Lines of data:
# # #
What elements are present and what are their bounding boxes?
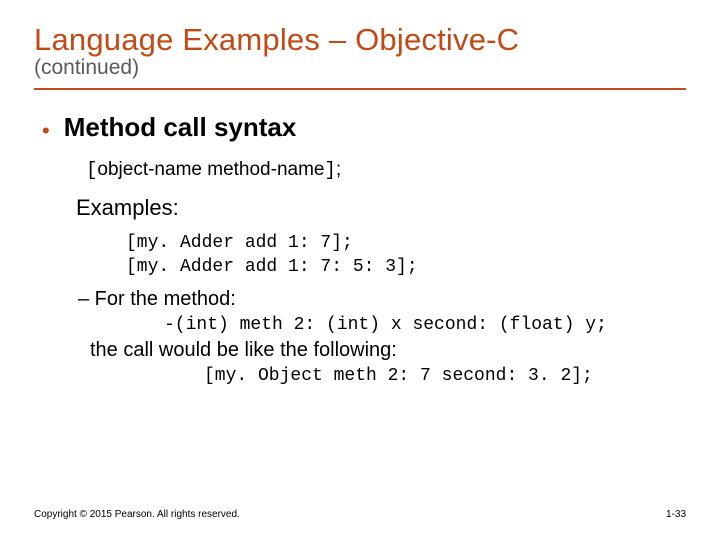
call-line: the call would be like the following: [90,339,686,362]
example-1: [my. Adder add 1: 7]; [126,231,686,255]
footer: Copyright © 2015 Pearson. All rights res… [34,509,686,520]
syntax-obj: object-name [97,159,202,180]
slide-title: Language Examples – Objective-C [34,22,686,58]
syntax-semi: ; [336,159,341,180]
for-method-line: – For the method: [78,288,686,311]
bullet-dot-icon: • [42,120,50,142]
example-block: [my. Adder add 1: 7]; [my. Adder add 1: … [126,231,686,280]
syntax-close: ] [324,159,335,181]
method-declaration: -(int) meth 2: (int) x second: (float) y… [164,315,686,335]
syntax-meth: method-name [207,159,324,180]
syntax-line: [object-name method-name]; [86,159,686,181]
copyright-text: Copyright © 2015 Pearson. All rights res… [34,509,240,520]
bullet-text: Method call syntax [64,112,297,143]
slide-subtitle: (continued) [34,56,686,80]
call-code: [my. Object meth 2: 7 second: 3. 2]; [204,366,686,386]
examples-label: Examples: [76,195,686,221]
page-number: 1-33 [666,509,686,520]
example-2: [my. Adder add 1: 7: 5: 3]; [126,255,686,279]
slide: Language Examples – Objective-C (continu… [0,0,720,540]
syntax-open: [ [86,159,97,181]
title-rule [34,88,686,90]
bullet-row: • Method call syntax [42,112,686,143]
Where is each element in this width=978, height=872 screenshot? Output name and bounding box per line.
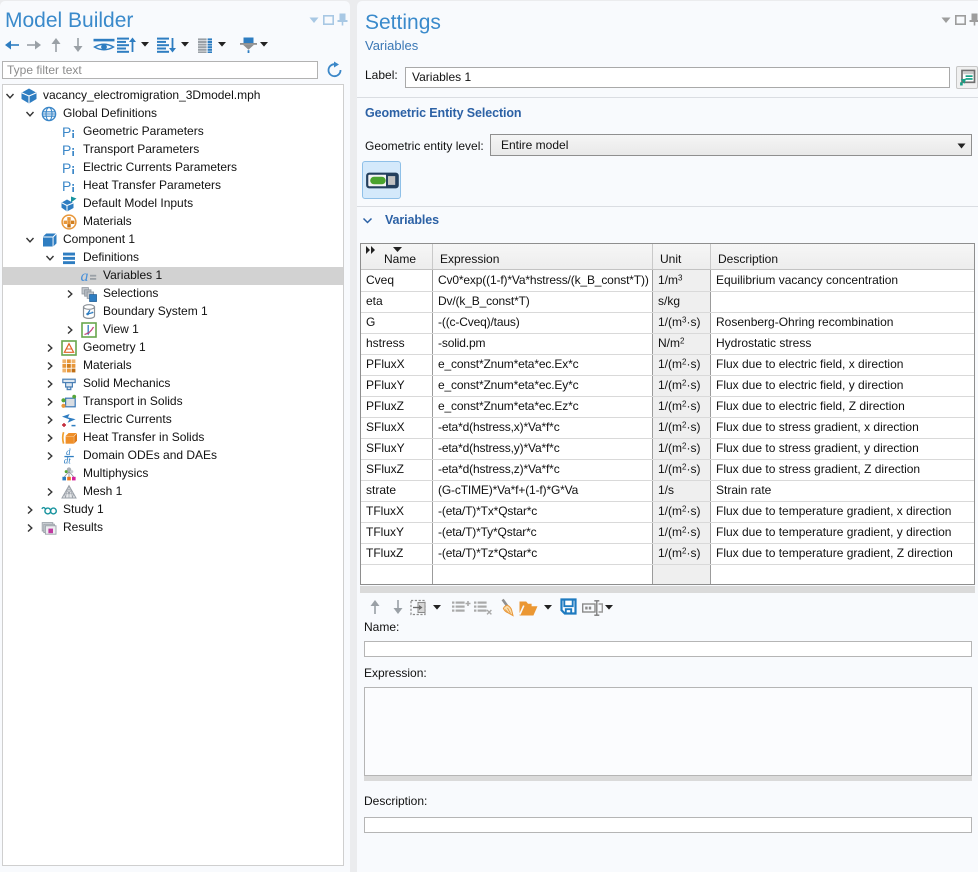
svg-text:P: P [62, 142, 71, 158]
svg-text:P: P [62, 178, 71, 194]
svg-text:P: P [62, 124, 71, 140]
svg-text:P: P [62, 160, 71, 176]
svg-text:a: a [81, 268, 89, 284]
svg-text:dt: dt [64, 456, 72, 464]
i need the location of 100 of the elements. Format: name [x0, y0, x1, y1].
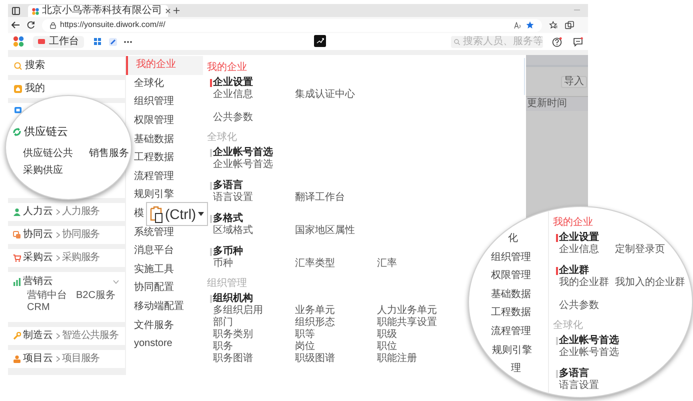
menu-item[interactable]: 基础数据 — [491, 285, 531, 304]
# # #
## Written problem:
Reproduce every line of the records above verbatim, omitting the pictures.

## Output below:
What elements are present and what are their bounding boxes?
call-line: the call would be like the following: [90,339,686,362]
example-1: [my. Adder add 1: 7]; [126,231,686,255]
footer: Copyright © 2015 Pearson. All rights res… [34,509,686,520]
syntax-obj: object-name [97,159,202,180]
slide-title: Language Examples – Objective-C [34,22,686,58]
syntax-semi: ; [336,159,341,180]
for-method-line: – For the method: [78,288,686,311]
bullet-dot-icon: • [42,120,50,142]
example-block: [my. Adder add 1: 7]; [my. Adder add 1: … [126,231,686,280]
syntax-close: ] [324,159,335,181]
method-declaration: -(int) meth 2: (int) x second: (float) y… [164,315,686,335]
syntax-meth: method-name [207,159,324,180]
syntax-line: [object-name method-name]; [86,159,686,181]
copyright-text: Copyright © 2015 Pearson. All rights res… [34,509,240,520]
bullet-text: Method call syntax [64,112,297,143]
slide-subtitle: (continued) [34,56,686,80]
call-code: [my. Object meth 2: 7 second: 3. 2]; [204,366,686,386]
examples-label: Examples: [76,195,686,221]
page-number: 1-33 [666,509,686,520]
example-2: [my. Adder add 1: 7: 5: 3]; [126,255,686,279]
slide: Language Examples – Objective-C (continu… [0,0,720,540]
syntax-open: [ [86,159,97,181]
title-rule [34,88,686,90]
bullet-row: • Method call syntax [42,112,686,143]
Where is each element in this width=978, height=872 screenshot? Output name and bounding box per line.
svg-text:P: P [62, 142, 71, 158]
svg-text:P: P [62, 178, 71, 194]
svg-text:P: P [62, 124, 71, 140]
svg-text:P: P [62, 160, 71, 176]
svg-text:a: a [81, 268, 89, 284]
svg-text:dt: dt [64, 456, 72, 464]
i need the location of 100 of the elements. Format: name [x0, y0, x1, y1].
menu-item[interactable]: 基础数据 — [491, 285, 531, 304]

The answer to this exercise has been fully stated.